RECORDS FOR THE TASK:
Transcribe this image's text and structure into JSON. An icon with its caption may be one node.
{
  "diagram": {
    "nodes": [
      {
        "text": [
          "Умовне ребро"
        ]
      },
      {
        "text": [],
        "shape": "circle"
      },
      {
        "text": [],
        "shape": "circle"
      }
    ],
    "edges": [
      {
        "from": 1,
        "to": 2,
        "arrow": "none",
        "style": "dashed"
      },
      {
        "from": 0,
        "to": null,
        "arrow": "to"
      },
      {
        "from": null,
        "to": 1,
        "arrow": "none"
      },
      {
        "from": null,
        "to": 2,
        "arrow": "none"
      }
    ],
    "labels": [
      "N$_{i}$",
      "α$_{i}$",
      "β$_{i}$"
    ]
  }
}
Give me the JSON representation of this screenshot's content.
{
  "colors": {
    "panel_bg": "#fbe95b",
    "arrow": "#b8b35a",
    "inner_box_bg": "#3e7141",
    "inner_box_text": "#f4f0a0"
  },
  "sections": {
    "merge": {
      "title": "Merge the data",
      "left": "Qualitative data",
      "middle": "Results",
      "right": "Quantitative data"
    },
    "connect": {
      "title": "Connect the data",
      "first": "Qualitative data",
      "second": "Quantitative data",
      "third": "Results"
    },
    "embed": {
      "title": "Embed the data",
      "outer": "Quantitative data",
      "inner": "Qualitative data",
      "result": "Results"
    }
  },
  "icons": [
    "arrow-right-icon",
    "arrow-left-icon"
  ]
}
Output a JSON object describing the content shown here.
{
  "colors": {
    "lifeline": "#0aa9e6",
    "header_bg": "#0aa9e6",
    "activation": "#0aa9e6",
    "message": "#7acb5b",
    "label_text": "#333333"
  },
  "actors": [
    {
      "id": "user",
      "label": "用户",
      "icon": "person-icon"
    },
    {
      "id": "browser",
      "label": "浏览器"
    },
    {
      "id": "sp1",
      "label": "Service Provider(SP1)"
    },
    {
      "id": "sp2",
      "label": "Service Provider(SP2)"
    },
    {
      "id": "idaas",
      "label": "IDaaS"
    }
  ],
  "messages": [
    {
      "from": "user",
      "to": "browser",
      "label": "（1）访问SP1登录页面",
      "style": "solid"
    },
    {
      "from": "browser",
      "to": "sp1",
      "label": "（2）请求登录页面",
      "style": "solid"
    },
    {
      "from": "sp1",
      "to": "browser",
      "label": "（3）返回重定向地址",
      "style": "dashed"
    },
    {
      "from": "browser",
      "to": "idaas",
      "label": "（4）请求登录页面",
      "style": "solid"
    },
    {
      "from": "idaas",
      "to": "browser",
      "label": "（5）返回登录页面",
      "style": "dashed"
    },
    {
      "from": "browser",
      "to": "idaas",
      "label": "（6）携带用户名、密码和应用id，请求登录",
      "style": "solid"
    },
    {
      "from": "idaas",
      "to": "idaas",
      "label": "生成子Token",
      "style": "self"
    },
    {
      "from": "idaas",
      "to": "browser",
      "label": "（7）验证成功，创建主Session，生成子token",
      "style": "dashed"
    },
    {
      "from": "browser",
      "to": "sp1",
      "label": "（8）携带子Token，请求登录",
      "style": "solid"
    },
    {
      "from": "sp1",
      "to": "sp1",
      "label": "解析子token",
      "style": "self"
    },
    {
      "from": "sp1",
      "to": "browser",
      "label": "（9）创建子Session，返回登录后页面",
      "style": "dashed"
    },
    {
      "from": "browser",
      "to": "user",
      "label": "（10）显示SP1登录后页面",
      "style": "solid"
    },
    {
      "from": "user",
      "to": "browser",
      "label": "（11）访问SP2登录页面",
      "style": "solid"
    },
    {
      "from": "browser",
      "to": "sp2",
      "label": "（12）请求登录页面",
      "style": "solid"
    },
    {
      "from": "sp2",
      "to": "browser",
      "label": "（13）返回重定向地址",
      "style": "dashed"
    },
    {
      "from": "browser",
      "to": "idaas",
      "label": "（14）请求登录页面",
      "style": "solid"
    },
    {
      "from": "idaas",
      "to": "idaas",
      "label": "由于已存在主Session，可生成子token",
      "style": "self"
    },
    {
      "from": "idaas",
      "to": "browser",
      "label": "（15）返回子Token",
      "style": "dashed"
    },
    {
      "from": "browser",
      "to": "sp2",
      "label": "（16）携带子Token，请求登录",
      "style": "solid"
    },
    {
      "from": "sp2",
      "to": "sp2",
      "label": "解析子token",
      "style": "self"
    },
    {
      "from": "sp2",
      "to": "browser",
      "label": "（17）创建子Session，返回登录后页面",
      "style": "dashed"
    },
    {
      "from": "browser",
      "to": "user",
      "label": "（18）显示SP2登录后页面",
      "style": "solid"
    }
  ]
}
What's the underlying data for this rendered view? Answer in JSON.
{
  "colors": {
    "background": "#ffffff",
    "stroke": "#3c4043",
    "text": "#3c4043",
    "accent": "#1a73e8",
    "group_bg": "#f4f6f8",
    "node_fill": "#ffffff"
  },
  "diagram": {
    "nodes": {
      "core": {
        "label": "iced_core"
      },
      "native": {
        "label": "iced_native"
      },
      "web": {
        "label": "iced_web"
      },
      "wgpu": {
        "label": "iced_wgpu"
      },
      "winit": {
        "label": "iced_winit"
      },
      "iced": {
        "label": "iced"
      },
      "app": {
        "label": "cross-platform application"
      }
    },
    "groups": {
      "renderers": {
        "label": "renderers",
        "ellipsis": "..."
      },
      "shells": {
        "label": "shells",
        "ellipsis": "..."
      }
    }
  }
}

SHORT EXERCISE: Repeat every record exactly as written, please.

FINAL RESULT:
Transcribe this image's text and structure into JSON. An icon with its caption may be one node.
{
  "diagram": {
    "nodes": [
      {
        "text": [
          "Умовне ребро"
        ]
      },
      {
        "text": [],
        "shape": "circle"
      },
      {
        "text": [],
        "shape": "circle"
      }
    ],
    "edges": [
      {
        "from": 1,
        "to": 2,
        "arrow": "none",
        "style": "dashed"
      },
      {
        "from": 0,
        "to": null,
        "arrow": "to"
      },
      {
        "from": null,
        "to": 1,
        "arrow": "none"
      },
      {
        "from": null,
        "to": 2,
        "arrow": "none"
      }
    ],
    "labels": [
      "N$_{i}$",
      "α$_{i}$",
      "β$_{i}$"
    ]
  }
}
Give me the JSON representation of this screenshot's content.
{
  "colors": {
    "panel_bg": "#fbe95b",
    "arrow": "#b8b35a",
    "inner_box_bg": "#3e7141",
    "inner_box_text": "#f4f0a0"
  },
  "sections": {
    "merge": {
      "title": "Merge the data",
      "left": "Qualitative data",
      "middle": "Results",
      "right": "Quantitative data"
    },
    "connect": {
      "title": "Connect the data",
      "first": "Qualitative data",
      "second": "Quantitative data",
      "third": "Results"
    },
    "embed": {
      "title": "Embed the data",
      "outer": "Quantitative data",
      "inner": "Qualitative data",
      "result": "Results"
    }
  },
  "icons": [
    "arrow-right-icon",
    "arrow-left-icon"
  ]
}
Output a JSON object describing the content shown here.
{
  "colors": {
    "lifeline": "#0aa9e6",
    "header_bg": "#0aa9e6",
    "activation": "#0aa9e6",
    "message": "#7acb5b",
    "label_text": "#333333"
  },
  "actors": [
    {
      "id": "user",
      "label": "用户",
      "icon": "person-icon"
    },
    {
      "id": "browser",
      "label": "浏览器"
    },
    {
      "id": "sp1",
      "label": "Service Provider(SP1)"
    },
    {
      "id": "sp2",
      "label": "Service Provider(SP2)"
    },
    {
      "id": "idaas",
      "label": "IDaaS"
    }
  ],
  "messages": [
    {
      "from": "user",
      "to": "browser",
      "label": "（1）访问SP1登录页面",
      "style": "solid"
    },
    {
      "from": "browser",
      "to": "sp1",
      "label": "（2）请求登录页面",
      "style": "solid"
    },
    {
      "from": "sp1",
      "to": "browser",
      "label": "（3）返回重定向地址",
      "style": "dashed"
    },
    {
      "from": "browser",
      "to": "idaas",
      "label": "（4）请求登录页面",
      "style": "solid"
    },
    {
      "from": "idaas",
      "to": "browser",
      "label": "（5）返回登录页面",
      "style": "dashed"
    },
    {
      "from": "browser",
      "to": "idaas",
      "label": "（6）携带用户名、密码和应用id，请求登录",
      "style": "solid"
    },
    {
      "from": "idaas",
      "to": "idaas",
      "label": "生成子Token",
      "style": "self"
    },
    {
      "from": "idaas",
      "to": "browser",
      "label": "（7）验证成功，创建主Session，生成子token",
      "style": "dashed"
    },
    {
      "from": "browser",
      "to": "sp1",
      "label": "（8）携带子Token，请求登录",
      "style": "solid"
    },
    {
      "from": "sp1",
      "to": "sp1",
      "label": "解析子token",
      "style": "self"
    },
    {
      "from": "sp1",
      "to": "browser",
      "label": "（9）创建子Session，返回登录后页面",
      "style": "dashed"
    },
    {
      "from": "browser",
      "to": "user",
      "label": "（10）显示SP1登录后页面",
      "style": "solid"
    },
    {
      "from": "user",
      "to": "browser",
      "label": "（11）访问SP2登录页面",
      "style": "solid"
    },
    {
      "from": "browser",
      "to": "sp2",
      "label": "（12）请求登录页面",
      "style": "solid"
    },
    {
      "from": "sp2",
      "to": "browser",
      "label": "（13）返回重定向地址",
      "style": "dashed"
    },
    {
      "from": "browser",
      "to": "idaas",
      "label": "（14）请求登录页面",
      "style": "solid"
    },
    {
      "from": "idaas",
      "to": "idaas",
      "label": "由于已存在主Session，可生成子token",
      "style": "self"
    },
    {
      "from": "idaas",
      "to": "browser",
      "label": "（15）返回子Token",
      "style": "dashed"
    },
    {
      "from": "browser",
      "to": "sp2",
      "label": "（16）携带子Token，请求登录",
      "style": "solid"
    },
    {
      "from": "sp2",
      "to": "sp2",
      "label": "解析子token",
      "style": "self"
    },
    {
      "from": "sp2",
      "to": "browser",
      "label": "（17）创建子Session，返回登录后页面",
      "style": "dashed"
    },
    {
      "from": "browser",
      "to": "user",
      "label": "（18）显示SP2登录后页面",
      "style": "solid"
    }
  ]
}
What's the underlying data for this rendered view? Answer in JSON.
{
  "colors": {
    "background": "#ffffff",
    "stroke": "#3c4043",
    "text": "#3c4043",
    "accent": "#1a73e8",
    "group_bg": "#f4f6f8",
    "node_fill": "#ffffff"
  },
  "diagram": {
    "nodes": {
      "core": {
        "label": "iced_core"
      },
      "native": {
        "label": "iced_native"
      },
      "web": {
        "label": "iced_web"
      },
      "wgpu": {
        "label": "iced_wgpu"
      },
      "winit": {
        "label": "iced_winit"
      },
      "iced": {
        "label": "iced"
      },
      "app": {
        "label": "cross-platform application"
      }
    },
    "groups": {
      "renderers": {
        "label": "renderers",
        "ellipsis": "..."
      },
      "shells": {
        "label": "shells",
        "ellipsis": "..."
      }
    }
  }
}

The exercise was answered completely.